▶ [Dataset entries]
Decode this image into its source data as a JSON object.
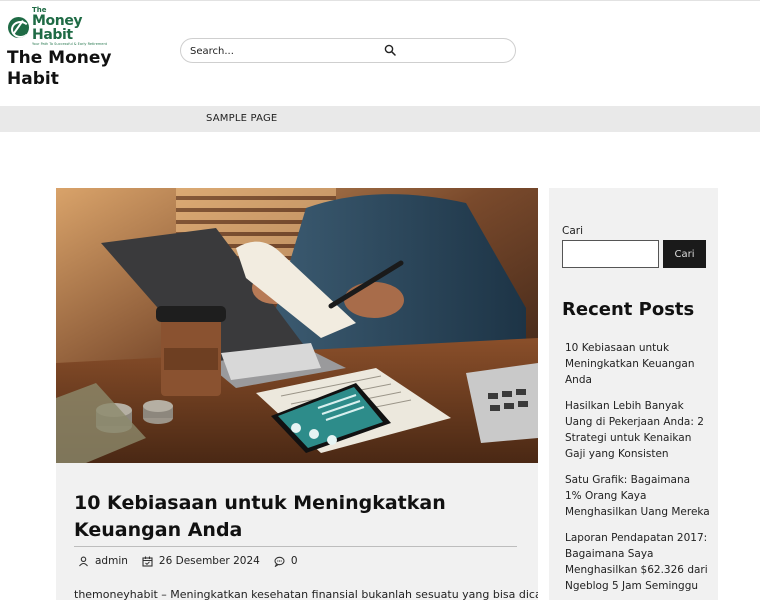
{
  "header": {
    "logo": {
      "small_text": "The",
      "big_text": "Money Habit",
      "tagline": "Your Path To Successful & Early Retirement",
      "icon": "leaf-globe-logo-icon"
    },
    "site_title": "The Money Habit",
    "search": {
      "placeholder": "Search...",
      "icon": "search-icon"
    }
  },
  "nav": {
    "items": [
      {
        "label": "SAMPLE PAGE"
      }
    ]
  },
  "post": {
    "image_alt": "Person reviewing receipts with calculator, smartphone budgeting app and coffee cup on a desk",
    "title": "10 Kebiasaan untuk Meningkatkan Keuangan Anda",
    "meta": {
      "author": "admin",
      "date": "26 Desember 2024",
      "comments": "0"
    },
    "excerpt": "themoneyhabit – Meningkatkan kesehatan finansial bukanlah sesuatu yang bisa dicapai"
  },
  "sidebar": {
    "search_label": "Cari",
    "search_button": "Cari",
    "recent_heading": "Recent Posts",
    "recent_posts": [
      "10 Kebiasaan untuk Meningkatkan Keuangan Anda",
      "Hasilkan Lebih Banyak Uang di Pekerjaan Anda: 2 Strategi untuk Kenaikan Gaji yang Konsisten",
      "Satu Grafik: Bagaimana 1% Orang Kaya Menghasilkan Uang Mereka",
      "Laporan Pendapatan 2017: Bagaimana Saya Menghasilkan $62.326 dari Ngeblog 5 Jam Seminggu"
    ]
  },
  "colors": {
    "brand_green": "#1f6b45",
    "nav_bg": "#e9e9e9",
    "card_bg": "#f1f1f1",
    "button_bg": "#1a1a1a"
  }
}
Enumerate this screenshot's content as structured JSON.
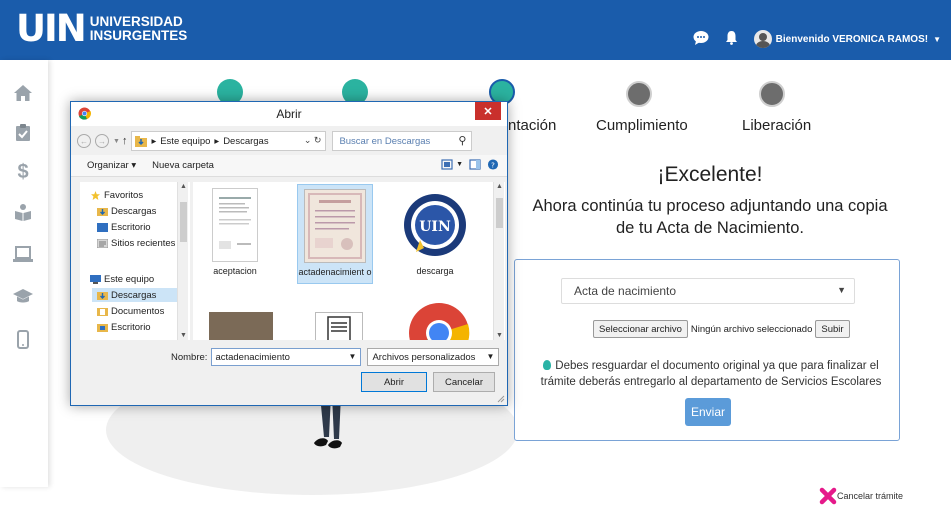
{
  "app": {
    "logo_mark": "UIN",
    "logo_line1": "UNIVERSIDAD",
    "logo_line2": "INSURGENTES",
    "welcome": "Bienvenido VERONICA RAMOS!"
  },
  "steps": [
    {
      "label": "ntación"
    },
    {
      "label": "Cumplimiento"
    },
    {
      "label": "Liberación"
    }
  ],
  "main": {
    "title": "¡Excelente!",
    "subtitle_line1": "Ahora continúa tu proceso adjuntando una copia",
    "subtitle_line2": "de tu Acta de Nacimiento.",
    "document_select": "Acta de nacimiento",
    "select_file_label": "Seleccionar archivo",
    "no_file_text": "Ningún archivo seleccionado",
    "upload_label": "Subir",
    "note_line1": "Debes resguardar el documento original ya que para finalizar el",
    "note_line2": "trámite deberás entregarlo al departamento de Servicios Escolares",
    "send_label": "Enviar",
    "cancel_label": "Cancelar trámite"
  },
  "dialog": {
    "title": "Abrir",
    "breadcrumb": [
      "Este equipo",
      "Descargas"
    ],
    "search_placeholder": "Buscar en Descargas",
    "organize_label": "Organizar",
    "new_folder_label": "Nueva carpeta",
    "nav_items": [
      {
        "label": "Favoritos"
      },
      {
        "label": "Descargas"
      },
      {
        "label": "Escritorio"
      },
      {
        "label": "Sitios recientes"
      },
      {
        "label": "Este equipo"
      },
      {
        "label": "Descargas"
      },
      {
        "label": "Documentos"
      },
      {
        "label": "Escritorio"
      }
    ],
    "files": [
      {
        "name": "aceptacion"
      },
      {
        "name": "actadenacimient o"
      },
      {
        "name": "descarga"
      }
    ],
    "filename_label": "Nombre:",
    "filename_value": "actadenacimiento",
    "filter_value": "Archivos personalizados",
    "open_label": "Abrir",
    "cancel_label": "Cancelar"
  },
  "colors": {
    "header": "#1a5cab",
    "send_button": "#5b9bd9",
    "panel_border": "#7aa3d6",
    "cancel_x": "#e5198a"
  }
}
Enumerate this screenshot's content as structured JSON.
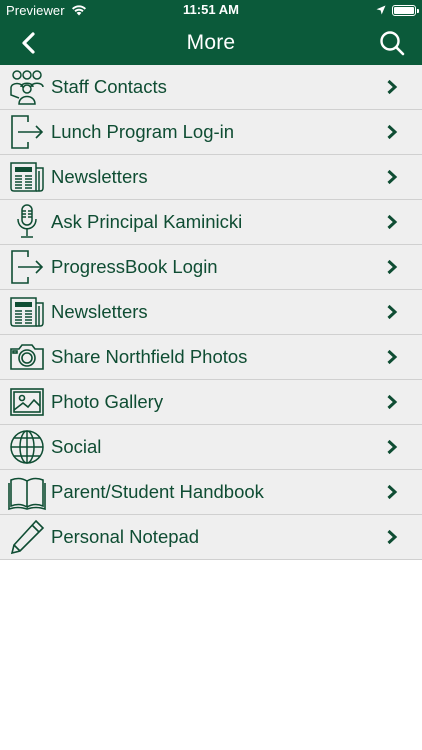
{
  "status_bar": {
    "carrier": "Previewer",
    "time": "11:51 AM"
  },
  "nav": {
    "title": "More"
  },
  "colors": {
    "header_bg": "#0b5a3a",
    "text": "#0f4d33",
    "row_bg": "#efefef"
  },
  "items": [
    {
      "label": "Staff Contacts",
      "icon": "people-icon"
    },
    {
      "label": "Lunch Program Log-in",
      "icon": "login-icon"
    },
    {
      "label": "Newsletters",
      "icon": "newspaper-icon"
    },
    {
      "label": "Ask Principal Kaminicki",
      "icon": "microphone-icon"
    },
    {
      "label": "ProgressBook Login",
      "icon": "login-icon"
    },
    {
      "label": "Newsletters",
      "icon": "newspaper-icon"
    },
    {
      "label": "Share Northfield Photos",
      "icon": "camera-icon"
    },
    {
      "label": "Photo Gallery",
      "icon": "picture-icon"
    },
    {
      "label": "Social",
      "icon": "globe-icon"
    },
    {
      "label": "Parent/Student Handbook",
      "icon": "book-icon"
    },
    {
      "label": "Personal Notepad",
      "icon": "pencil-icon"
    }
  ]
}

▶ [Aim of the task]
Your task is to repeat the material above exactly, without its pictures.

▶ [Expected output]
Decode this image into its source data as a JSON object.
{
  "header": {
    "logo": {
      "small_text": "The",
      "big_text": "Money Habit",
      "tagline": "Your Path To Successful & Early Retirement",
      "icon": "leaf-globe-logo-icon"
    },
    "site_title": "The Money Habit",
    "search": {
      "placeholder": "Search...",
      "icon": "search-icon"
    }
  },
  "nav": {
    "items": [
      {
        "label": "SAMPLE PAGE"
      }
    ]
  },
  "post": {
    "image_alt": "Person reviewing receipts with calculator, smartphone budgeting app and coffee cup on a desk",
    "title": "10 Kebiasaan untuk Meningkatkan Keuangan Anda",
    "meta": {
      "author": "admin",
      "date": "26 Desember 2024",
      "comments": "0"
    },
    "excerpt": "themoneyhabit – Meningkatkan kesehatan finansial bukanlah sesuatu yang bisa dicapai"
  },
  "sidebar": {
    "search_label": "Cari",
    "search_button": "Cari",
    "recent_heading": "Recent Posts",
    "recent_posts": [
      "10 Kebiasaan untuk Meningkatkan Keuangan Anda",
      "Hasilkan Lebih Banyak Uang di Pekerjaan Anda: 2 Strategi untuk Kenaikan Gaji yang Konsisten",
      "Satu Grafik: Bagaimana 1% Orang Kaya Menghasilkan Uang Mereka",
      "Laporan Pendapatan 2017: Bagaimana Saya Menghasilkan $62.326 dari Ngeblog 5 Jam Seminggu"
    ]
  },
  "colors": {
    "brand_green": "#1f6b45",
    "nav_bg": "#e9e9e9",
    "card_bg": "#f1f1f1",
    "button_bg": "#1a1a1a"
  }
}
Enumerate this screenshot's content as structured JSON.
{
  "app": {
    "logo_mark": "UIN",
    "logo_line1": "UNIVERSIDAD",
    "logo_line2": "INSURGENTES",
    "welcome": "Bienvenido VERONICA RAMOS!"
  },
  "steps": [
    {
      "label": "ntación"
    },
    {
      "label": "Cumplimiento"
    },
    {
      "label": "Liberación"
    }
  ],
  "main": {
    "title": "¡Excelente!",
    "subtitle_line1": "Ahora continúa tu proceso adjuntando una copia",
    "subtitle_line2": "de tu Acta de Nacimiento.",
    "document_select": "Acta de nacimiento",
    "select_file_label": "Seleccionar archivo",
    "no_file_text": "Ningún archivo seleccionado",
    "upload_label": "Subir",
    "note_line1": "Debes resguardar el documento original ya que para finalizar el",
    "note_line2": "trámite deberás entregarlo al departamento de Servicios Escolares",
    "send_label": "Enviar",
    "cancel_label": "Cancelar trámite"
  },
  "dialog": {
    "title": "Abrir",
    "breadcrumb": [
      "Este equipo",
      "Descargas"
    ],
    "search_placeholder": "Buscar en Descargas",
    "organize_label": "Organizar",
    "new_folder_label": "Nueva carpeta",
    "nav_items": [
      {
        "label": "Favoritos"
      },
      {
        "label": "Descargas"
      },
      {
        "label": "Escritorio"
      },
      {
        "label": "Sitios recientes"
      },
      {
        "label": "Este equipo"
      },
      {
        "label": "Descargas"
      },
      {
        "label": "Documentos"
      },
      {
        "label": "Escritorio"
      }
    ],
    "files": [
      {
        "name": "aceptacion"
      },
      {
        "name": "actadenacimient o"
      },
      {
        "name": "descarga"
      }
    ],
    "filename_label": "Nombre:",
    "filename_value": "actadenacimiento",
    "filter_value": "Archivos personalizados",
    "open_label": "Abrir",
    "cancel_label": "Cancelar"
  },
  "colors": {
    "header": "#1a5cab",
    "send_button": "#5b9bd9",
    "panel_border": "#7aa3d6",
    "cancel_x": "#e5198a"
  }
}
Enumerate this screenshot's content as structured JSON.
{
  "status_bar": {
    "carrier": "Previewer",
    "time": "11:51 AM"
  },
  "nav": {
    "title": "More"
  },
  "colors": {
    "header_bg": "#0b5a3a",
    "text": "#0f4d33",
    "row_bg": "#efefef"
  },
  "items": [
    {
      "label": "Staff Contacts",
      "icon": "people-icon"
    },
    {
      "label": "Lunch Program Log-in",
      "icon": "login-icon"
    },
    {
      "label": "Newsletters",
      "icon": "newspaper-icon"
    },
    {
      "label": "Ask Principal Kaminicki",
      "icon": "microphone-icon"
    },
    {
      "label": "ProgressBook Login",
      "icon": "login-icon"
    },
    {
      "label": "Newsletters",
      "icon": "newspaper-icon"
    },
    {
      "label": "Share Northfield Photos",
      "icon": "camera-icon"
    },
    {
      "label": "Photo Gallery",
      "icon": "picture-icon"
    },
    {
      "label": "Social",
      "icon": "globe-icon"
    },
    {
      "label": "Parent/Student Handbook",
      "icon": "book-icon"
    },
    {
      "label": "Personal Notepad",
      "icon": "pencil-icon"
    }
  ]
}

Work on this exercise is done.